## Instruction
Report how many lines contain "JSON", with no other words.

■ ■ ■ ■

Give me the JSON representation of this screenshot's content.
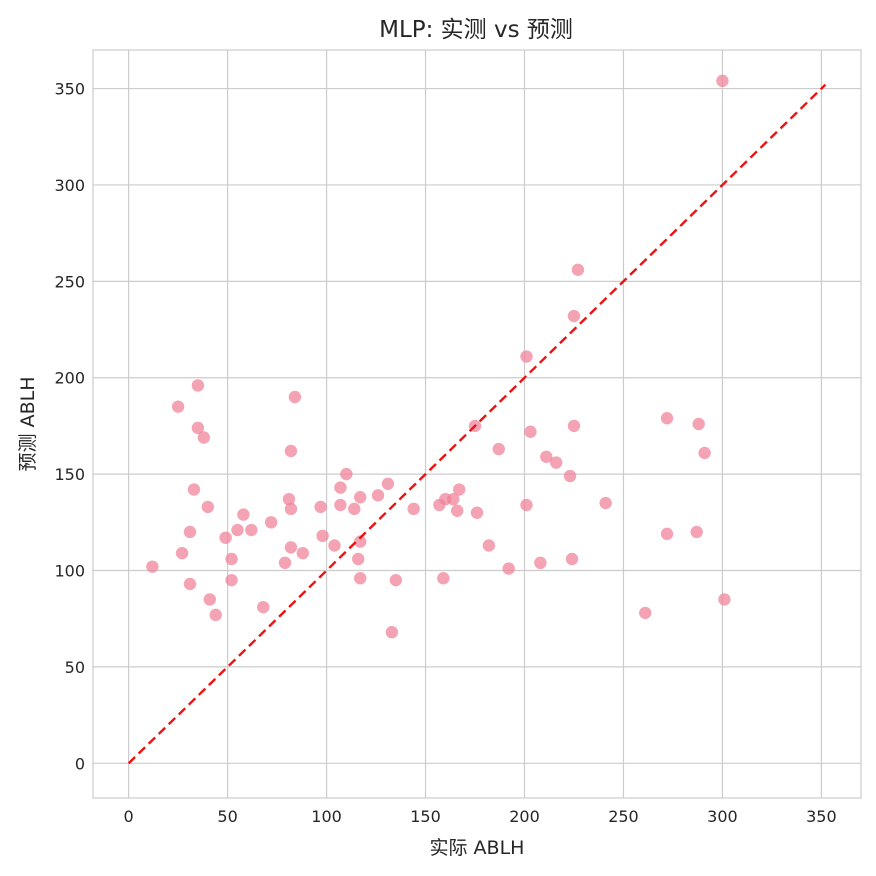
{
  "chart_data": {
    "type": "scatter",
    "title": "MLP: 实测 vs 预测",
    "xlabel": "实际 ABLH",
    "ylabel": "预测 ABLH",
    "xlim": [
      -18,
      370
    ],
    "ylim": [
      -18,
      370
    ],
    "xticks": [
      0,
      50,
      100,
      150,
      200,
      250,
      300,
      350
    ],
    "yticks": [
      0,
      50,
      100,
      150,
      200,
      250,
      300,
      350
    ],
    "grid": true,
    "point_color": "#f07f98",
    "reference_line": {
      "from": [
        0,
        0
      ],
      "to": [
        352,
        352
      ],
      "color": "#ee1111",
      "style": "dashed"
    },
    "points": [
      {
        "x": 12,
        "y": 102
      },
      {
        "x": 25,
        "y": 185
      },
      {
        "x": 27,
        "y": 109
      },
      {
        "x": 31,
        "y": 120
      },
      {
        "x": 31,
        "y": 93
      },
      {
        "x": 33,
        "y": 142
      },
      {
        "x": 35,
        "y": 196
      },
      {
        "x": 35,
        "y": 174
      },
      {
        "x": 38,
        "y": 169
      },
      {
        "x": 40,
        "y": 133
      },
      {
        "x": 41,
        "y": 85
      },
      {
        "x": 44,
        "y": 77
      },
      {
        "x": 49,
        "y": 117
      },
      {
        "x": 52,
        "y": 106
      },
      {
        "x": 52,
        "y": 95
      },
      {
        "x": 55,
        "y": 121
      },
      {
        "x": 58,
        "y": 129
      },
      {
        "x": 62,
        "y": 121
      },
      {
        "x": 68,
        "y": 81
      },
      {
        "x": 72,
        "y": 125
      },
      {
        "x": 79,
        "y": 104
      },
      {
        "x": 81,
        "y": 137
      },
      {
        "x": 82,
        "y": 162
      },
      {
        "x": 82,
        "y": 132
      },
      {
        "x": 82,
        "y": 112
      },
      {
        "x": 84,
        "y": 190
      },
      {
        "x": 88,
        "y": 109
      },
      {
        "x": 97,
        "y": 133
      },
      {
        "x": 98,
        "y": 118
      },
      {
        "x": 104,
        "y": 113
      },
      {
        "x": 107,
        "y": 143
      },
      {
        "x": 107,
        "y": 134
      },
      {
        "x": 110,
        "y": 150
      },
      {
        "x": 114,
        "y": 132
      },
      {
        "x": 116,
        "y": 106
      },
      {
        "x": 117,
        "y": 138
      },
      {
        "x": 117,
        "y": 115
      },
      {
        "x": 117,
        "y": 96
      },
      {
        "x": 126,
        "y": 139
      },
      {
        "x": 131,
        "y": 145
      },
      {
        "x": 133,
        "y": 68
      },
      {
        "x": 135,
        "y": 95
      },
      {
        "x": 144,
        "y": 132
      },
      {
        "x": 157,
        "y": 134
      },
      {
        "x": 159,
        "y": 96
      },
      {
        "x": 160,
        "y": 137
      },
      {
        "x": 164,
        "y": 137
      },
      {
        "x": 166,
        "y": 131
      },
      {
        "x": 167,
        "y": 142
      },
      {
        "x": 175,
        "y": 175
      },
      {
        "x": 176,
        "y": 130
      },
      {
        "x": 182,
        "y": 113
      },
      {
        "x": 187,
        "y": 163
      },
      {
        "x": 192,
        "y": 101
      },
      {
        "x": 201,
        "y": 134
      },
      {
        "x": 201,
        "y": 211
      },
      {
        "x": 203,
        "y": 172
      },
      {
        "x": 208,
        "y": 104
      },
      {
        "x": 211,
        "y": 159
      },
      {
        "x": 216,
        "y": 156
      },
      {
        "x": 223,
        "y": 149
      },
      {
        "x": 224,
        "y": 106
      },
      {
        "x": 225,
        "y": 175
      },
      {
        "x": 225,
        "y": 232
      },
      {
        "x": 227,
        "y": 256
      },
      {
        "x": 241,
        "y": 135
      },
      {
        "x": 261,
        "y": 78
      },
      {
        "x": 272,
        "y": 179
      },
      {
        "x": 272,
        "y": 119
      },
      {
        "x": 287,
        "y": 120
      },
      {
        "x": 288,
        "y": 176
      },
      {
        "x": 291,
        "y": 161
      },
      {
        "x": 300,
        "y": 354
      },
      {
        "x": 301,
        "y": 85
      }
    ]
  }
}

■ ■ ■ ■

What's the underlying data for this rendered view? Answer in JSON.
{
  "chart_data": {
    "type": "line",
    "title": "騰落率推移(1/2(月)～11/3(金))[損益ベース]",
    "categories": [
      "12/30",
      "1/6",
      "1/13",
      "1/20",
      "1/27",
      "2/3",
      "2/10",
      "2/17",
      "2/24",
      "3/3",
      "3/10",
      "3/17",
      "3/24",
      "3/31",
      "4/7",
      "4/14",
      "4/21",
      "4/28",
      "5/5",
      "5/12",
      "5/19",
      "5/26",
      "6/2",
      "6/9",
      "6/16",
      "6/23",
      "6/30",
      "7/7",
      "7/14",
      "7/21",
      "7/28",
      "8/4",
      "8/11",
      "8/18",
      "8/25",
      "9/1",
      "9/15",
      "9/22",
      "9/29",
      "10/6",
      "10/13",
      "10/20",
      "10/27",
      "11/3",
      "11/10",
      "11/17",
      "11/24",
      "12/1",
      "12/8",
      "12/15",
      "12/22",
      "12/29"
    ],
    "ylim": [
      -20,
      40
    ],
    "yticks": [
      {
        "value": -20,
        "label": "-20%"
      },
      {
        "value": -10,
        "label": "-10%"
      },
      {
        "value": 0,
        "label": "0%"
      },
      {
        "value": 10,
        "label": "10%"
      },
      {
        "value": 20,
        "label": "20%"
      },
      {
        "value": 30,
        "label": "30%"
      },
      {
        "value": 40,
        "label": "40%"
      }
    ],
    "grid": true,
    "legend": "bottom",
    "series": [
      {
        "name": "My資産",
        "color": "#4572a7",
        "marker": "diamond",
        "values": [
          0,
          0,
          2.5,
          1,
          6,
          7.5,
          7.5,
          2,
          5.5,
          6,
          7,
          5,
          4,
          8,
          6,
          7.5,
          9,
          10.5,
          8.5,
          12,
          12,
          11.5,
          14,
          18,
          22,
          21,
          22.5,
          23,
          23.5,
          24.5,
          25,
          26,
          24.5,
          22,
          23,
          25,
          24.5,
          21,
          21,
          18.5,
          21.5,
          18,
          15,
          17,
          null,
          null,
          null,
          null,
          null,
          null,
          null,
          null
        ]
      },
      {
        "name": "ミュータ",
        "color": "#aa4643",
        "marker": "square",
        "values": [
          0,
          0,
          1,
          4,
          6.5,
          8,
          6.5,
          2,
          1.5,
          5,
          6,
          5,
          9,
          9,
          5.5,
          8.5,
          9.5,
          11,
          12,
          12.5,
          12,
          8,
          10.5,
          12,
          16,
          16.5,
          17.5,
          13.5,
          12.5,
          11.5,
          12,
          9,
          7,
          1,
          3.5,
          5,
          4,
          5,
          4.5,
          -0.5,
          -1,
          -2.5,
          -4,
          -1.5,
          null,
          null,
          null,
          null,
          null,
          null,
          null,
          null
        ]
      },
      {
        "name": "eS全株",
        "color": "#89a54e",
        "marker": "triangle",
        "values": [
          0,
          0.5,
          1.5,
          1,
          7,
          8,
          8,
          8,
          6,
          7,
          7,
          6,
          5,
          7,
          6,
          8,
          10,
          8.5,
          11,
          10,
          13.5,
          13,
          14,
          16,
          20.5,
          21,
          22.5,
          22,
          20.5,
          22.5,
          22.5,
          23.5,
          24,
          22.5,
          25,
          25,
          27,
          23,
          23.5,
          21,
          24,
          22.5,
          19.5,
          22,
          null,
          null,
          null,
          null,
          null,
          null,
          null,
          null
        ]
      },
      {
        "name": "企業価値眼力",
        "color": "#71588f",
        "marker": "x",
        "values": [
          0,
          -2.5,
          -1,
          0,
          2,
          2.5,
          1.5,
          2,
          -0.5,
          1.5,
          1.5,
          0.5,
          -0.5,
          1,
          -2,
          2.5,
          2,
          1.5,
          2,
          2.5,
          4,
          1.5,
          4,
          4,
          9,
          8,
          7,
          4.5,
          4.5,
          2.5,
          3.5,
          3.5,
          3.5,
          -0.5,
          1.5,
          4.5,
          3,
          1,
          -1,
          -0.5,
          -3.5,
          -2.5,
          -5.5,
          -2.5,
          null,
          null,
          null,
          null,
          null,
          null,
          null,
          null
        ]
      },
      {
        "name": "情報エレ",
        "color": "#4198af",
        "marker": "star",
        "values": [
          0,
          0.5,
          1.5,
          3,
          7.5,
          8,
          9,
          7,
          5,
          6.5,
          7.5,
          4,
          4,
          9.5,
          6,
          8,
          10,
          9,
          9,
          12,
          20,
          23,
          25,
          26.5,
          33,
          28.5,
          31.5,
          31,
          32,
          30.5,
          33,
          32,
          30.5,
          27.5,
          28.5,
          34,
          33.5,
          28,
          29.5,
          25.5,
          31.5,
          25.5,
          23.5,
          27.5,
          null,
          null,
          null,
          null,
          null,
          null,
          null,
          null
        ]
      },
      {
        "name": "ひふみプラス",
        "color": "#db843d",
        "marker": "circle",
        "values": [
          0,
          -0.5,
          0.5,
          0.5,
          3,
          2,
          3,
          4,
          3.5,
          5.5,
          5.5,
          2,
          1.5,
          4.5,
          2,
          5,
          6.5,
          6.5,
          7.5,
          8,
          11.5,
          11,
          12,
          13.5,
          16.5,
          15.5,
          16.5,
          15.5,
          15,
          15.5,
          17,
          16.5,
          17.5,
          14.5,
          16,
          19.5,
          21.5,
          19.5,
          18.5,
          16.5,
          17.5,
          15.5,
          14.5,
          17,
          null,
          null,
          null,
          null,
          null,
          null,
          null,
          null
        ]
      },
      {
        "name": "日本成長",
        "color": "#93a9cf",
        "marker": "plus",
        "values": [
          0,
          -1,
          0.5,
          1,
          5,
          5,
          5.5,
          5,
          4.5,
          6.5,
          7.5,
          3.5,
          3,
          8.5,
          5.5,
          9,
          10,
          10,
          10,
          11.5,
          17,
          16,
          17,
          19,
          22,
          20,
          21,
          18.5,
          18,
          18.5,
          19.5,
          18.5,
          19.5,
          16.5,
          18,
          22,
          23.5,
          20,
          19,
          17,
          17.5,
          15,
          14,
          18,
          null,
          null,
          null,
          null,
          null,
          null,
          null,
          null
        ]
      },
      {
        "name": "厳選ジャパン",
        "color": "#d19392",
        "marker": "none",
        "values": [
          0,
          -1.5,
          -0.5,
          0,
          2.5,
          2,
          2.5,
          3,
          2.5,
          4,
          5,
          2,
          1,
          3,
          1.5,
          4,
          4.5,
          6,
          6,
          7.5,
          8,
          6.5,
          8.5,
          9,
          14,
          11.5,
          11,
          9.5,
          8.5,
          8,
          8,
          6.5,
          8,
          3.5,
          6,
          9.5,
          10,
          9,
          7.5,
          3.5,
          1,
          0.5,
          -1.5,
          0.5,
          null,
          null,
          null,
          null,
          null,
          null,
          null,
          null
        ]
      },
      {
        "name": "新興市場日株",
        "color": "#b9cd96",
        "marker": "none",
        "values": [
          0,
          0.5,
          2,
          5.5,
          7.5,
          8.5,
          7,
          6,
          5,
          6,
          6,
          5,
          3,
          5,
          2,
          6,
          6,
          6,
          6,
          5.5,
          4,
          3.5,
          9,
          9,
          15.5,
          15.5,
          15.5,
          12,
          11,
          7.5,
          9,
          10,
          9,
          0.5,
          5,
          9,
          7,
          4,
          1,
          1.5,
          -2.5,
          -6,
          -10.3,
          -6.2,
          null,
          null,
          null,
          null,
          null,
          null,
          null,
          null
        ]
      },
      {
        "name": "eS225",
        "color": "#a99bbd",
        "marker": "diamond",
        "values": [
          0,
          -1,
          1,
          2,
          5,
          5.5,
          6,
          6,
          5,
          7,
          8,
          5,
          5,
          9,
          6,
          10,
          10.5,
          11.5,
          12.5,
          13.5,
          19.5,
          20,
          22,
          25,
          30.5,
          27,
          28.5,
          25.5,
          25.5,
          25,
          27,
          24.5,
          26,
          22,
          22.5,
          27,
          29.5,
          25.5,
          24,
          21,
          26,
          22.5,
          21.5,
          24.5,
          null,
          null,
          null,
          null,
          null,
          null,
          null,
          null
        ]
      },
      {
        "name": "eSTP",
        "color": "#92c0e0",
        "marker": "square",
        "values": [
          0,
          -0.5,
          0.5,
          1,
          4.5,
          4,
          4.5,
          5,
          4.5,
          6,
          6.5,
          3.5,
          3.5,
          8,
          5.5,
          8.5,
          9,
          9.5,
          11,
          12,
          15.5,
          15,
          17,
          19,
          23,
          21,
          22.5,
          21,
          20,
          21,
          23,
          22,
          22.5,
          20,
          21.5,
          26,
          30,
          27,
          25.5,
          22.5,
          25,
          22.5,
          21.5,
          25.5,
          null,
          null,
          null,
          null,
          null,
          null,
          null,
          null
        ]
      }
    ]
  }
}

■ ■ ■ ■

## Task solution
2